(Records from a data source)
>> START

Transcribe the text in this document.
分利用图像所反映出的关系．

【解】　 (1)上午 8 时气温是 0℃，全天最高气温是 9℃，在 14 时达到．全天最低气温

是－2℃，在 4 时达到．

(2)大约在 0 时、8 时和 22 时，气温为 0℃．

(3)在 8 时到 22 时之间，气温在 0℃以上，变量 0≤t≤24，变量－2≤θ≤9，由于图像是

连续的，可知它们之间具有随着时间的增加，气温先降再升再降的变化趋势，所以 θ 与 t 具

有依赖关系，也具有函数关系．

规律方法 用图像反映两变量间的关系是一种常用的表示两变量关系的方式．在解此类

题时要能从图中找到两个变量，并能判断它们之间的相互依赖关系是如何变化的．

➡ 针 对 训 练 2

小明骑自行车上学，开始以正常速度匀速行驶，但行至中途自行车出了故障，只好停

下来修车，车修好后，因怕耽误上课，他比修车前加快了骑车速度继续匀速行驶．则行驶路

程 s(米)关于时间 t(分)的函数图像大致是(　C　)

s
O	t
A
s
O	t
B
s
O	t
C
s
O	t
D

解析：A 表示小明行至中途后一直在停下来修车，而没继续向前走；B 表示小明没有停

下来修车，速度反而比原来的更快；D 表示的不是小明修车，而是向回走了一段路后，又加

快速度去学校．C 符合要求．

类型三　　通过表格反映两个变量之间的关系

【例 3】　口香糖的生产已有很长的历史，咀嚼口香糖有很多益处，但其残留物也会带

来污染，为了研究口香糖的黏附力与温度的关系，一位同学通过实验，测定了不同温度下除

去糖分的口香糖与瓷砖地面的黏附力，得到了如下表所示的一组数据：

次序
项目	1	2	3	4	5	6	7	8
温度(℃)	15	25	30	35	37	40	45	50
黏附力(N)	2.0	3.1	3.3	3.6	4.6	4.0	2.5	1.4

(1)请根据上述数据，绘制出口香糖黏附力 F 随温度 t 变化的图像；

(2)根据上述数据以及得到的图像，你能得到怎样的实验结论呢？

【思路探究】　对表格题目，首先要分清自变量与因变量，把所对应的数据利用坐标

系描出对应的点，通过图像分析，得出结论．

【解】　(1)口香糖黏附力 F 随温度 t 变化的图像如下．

>> END

» Required task
Print out the whole listing exactly as it appears.

» Written response
Transcribe the text in this document.
分利用图像所反映出的关系．

【解】　 (1)上午 8 时气温是 0℃，全天最高气温是 9℃，在 14 时达到．全天最低气温

是－2℃，在 4 时达到．

(2)大约在 0 时、8 时和 22 时，气温为 0℃．

(3)在 8 时到 22 时之间，气温在 0℃以上，变量 0≤t≤24，变量－2≤θ≤9，由于图像是

连续的，可知它们之间具有随着时间的增加，气温先降再升再降的变化趋势，所以 θ 与 t 具

有依赖关系，也具有函数关系．

规律方法 用图像反映两变量间的关系是一种常用的表示两变量关系的方式．在解此类

题时要能从图中找到两个变量，并能判断它们之间的相互依赖关系是如何变化的．

➡ 针 对 训 练 2

小明骑自行车上学，开始以正常速度匀速行驶，但行至中途自行车出了故障，只好停

下来修车，车修好后，因怕耽误上课，他比修车前加快了骑车速度继续匀速行驶．则行驶路

程 s(米)关于时间 t(分)的函数图像大致是(　C　)

s
O	t
A
s
O	t
B
s
O	t
C
s
O	t
D

解析：A 表示小明行至中途后一直在停下来修车，而没继续向前走；B 表示小明没有停

下来修车，速度反而比原来的更快；D 表示的不是小明修车，而是向回走了一段路后，又加

快速度去学校．C 符合要求．

类型三　　通过表格反映两个变量之间的关系

【例 3】　口香糖的生产已有很长的历史，咀嚼口香糖有很多益处，但其残留物也会带

来污染，为了研究口香糖的黏附力与温度的关系，一位同学通过实验，测定了不同温度下除

去糖分的口香糖与瓷砖地面的黏附力，得到了如下表所示的一组数据：

次序
项目	1	2	3	4	5	6	7	8
温度(℃)	15	25	30	35	37	40	45	50
黏附力(N)	2.0	3.1	3.3	3.6	4.6	4.0	2.5	1.4

(1)请根据上述数据，绘制出口香糖黏附力 F 随温度 t 变化的图像；

(2)根据上述数据以及得到的图像，你能得到怎样的实验结论呢？

【思路探究】　对表格题目，首先要分清自变量与因变量，把所对应的数据利用坐标

系描出对应的点，通过图像分析，得出结论．

【解】　(1)口香糖黏附力 F 随温度 t 变化的图像如下．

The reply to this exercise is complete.